Task goal: Each line of the material below that holds the word "الإسلام" needs to be copied.

Exercise inputs:

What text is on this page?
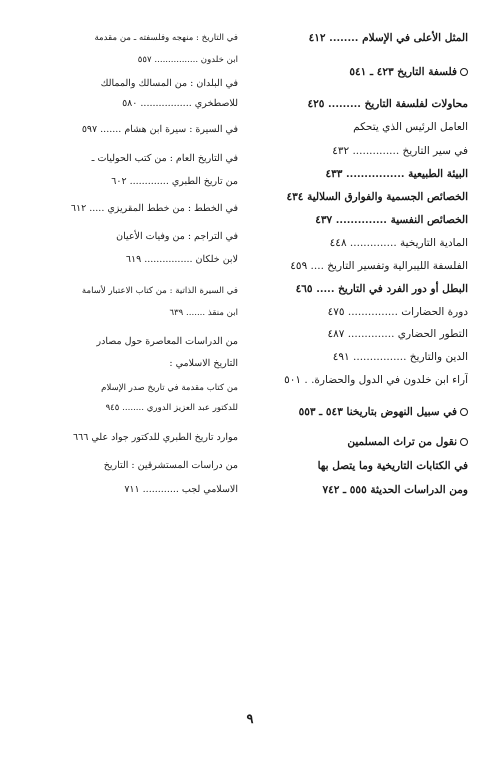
المثل الأعلى في الإسلام ........ ٤١٢
فلسفة التاريخ ٤٢٣ ـ ٥٤١
محاولات لفلسفة التاريخ ......... ٤٢٥
العامل الرئيس الذي يتحكم
في سير التاريخ .............. ٤٣٢
البيئة الطبيعية ................ ٤٣٣
الخصائص الجسمية والفوارق السلالية ٤٣٤
الخصائص النفسية .............. ٤٣٧
المادية التاريخية .............. ٤٤٨
الفلسفة الليبرالية وتفسير التاريخ .... ٤٥٩
البطل أو دور الفرد في التاريخ ..... ٤٦٥
دورة الحضارات ............... ٤٧٥
التطور الحضاري .............. ٤٨٧
الدين والتاريخ ................ ٤٩١
آراء ابن خلدون في الدول والحضارة. . ٥٠١
في سبيل النهوض بتاريخنا ٥٤٣ ـ ٥٥٣
نقول من تراث المسلمين
في الكتابات التاريخية وما يتصل بها
ومن الدراسات الحديثة ٥٥٥ ـ ٧٤٢
في التاريخ : منهجه وفلسفته ـ من مقدمة
ابن خلدون ................ ٥٥٧
في البلدان : من المسالك والممالك
للاصطخري ................. ٥٨٠
في السيرة : سيرة ابن هشام ....... ٥٩٧
في التاريخ العام : من كتب الحوليات ـ
من تاريخ الطبري ............. ٦٠٢
في الخطط : من خطط المقريزي ..... ٦١٢
في التراجم : من وفيات الأعيان
لابن خلكان ................ ٦١٩
في السيرة الذاتية : من كتاب الاعتبار لأسامة
ابن منقذ ....... ٦٣٩
من الدراسات المعاصرة حول مصادر
التاريخ الاسلامي :
من كتاب مقدمة في تاريخ صدر الإسلام
للدكتور عبد العزيز الدوري ........ ٩٤٥
موارد تاريخ الطبري للدكتور جواد علي ٦٦٦
من دراسات المستشرقين : التاريخ
الاسلامي لجب ............ ٧١١
٩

Finished answer:
المثل الأعلى في الإسلام ........ ٤١٢
من كتاب مقدمة في تاريخ صدر الإسلام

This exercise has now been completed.